Output every entry exactly, from the first line to the last.

• **Dataset content**:
____
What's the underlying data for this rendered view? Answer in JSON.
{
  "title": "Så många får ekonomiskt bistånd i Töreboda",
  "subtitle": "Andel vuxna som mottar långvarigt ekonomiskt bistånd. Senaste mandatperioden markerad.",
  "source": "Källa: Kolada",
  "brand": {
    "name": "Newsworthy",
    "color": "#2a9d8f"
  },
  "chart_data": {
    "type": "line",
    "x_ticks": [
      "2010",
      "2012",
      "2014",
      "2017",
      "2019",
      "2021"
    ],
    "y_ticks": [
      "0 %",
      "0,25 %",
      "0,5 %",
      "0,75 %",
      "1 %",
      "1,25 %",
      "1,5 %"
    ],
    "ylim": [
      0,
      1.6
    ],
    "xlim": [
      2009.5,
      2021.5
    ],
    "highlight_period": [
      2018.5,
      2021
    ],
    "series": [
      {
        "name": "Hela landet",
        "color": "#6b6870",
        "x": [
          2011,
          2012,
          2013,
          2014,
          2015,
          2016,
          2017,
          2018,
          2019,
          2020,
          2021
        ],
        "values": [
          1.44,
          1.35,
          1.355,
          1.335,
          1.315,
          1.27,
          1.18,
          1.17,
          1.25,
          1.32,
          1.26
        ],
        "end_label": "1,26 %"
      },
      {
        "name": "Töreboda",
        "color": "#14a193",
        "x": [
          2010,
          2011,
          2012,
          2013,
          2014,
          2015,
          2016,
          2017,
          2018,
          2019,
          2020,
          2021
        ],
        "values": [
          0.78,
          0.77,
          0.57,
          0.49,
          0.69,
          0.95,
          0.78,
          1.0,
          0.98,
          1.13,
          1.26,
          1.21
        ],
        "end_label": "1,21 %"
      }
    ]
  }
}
____
• **Exercise output**:
What's the underlying data for this rendered view? Answer in JSON.
{
  "title": "Så många får ekonomiskt bistånd i Töreboda",
  "subtitle": "Andel vuxna som mottar långvarigt ekonomiskt bistånd. Senaste mandatperioden markerad.",
  "source": "Källa: Kolada",
  "brand": {
    "name": "Newsworthy",
    "color": "#2a9d8f"
  },
  "chart_data": {
    "type": "line",
    "x_ticks": [
      "2010",
      "2012",
      "2014",
      "2017",
      "2019",
      "2021"
    ],
    "y_ticks": [
      "0 %",
      "0,25 %",
      "0,5 %",
      "0,75 %",
      "1 %",
      "1,25 %",
      "1,5 %"
    ],
    "ylim": [
      0,
      1.6
    ],
    "xlim": [
      2009.5,
      2021.5
    ],
    "highlight_period": [
      2018.5,
      2021
    ],
    "series": [
      {
        "name": "Hela landet",
        "color": "#6b6870",
        "x": [
          2011,
          2012,
          2013,
          2014,
          2015,
          2016,
          2017,
          2018,
          2019,
          2020,
          2021
        ],
        "values": [
          1.44,
          1.35,
          1.355,
          1.335,
          1.315,
          1.27,
          1.18,
          1.17,
          1.25,
          1.32,
          1.26
        ],
        "end_label": "1,26 %"
      },
      {
        "name": "Töreboda",
        "color": "#14a193",
        "x": [
          2010,
          2011,
          2012,
          2013,
          2014,
          2015,
          2016,
          2017,
          2018,
          2019,
          2020,
          2021
        ],
        "values": [
          0.78,
          0.77,
          0.57,
          0.49,
          0.69,
          0.95,
          0.78,
          1.0,
          0.98,
          1.13,
          1.26,
          1.21
        ],
        "end_label": "1,21 %"
      }
    ]
  }
}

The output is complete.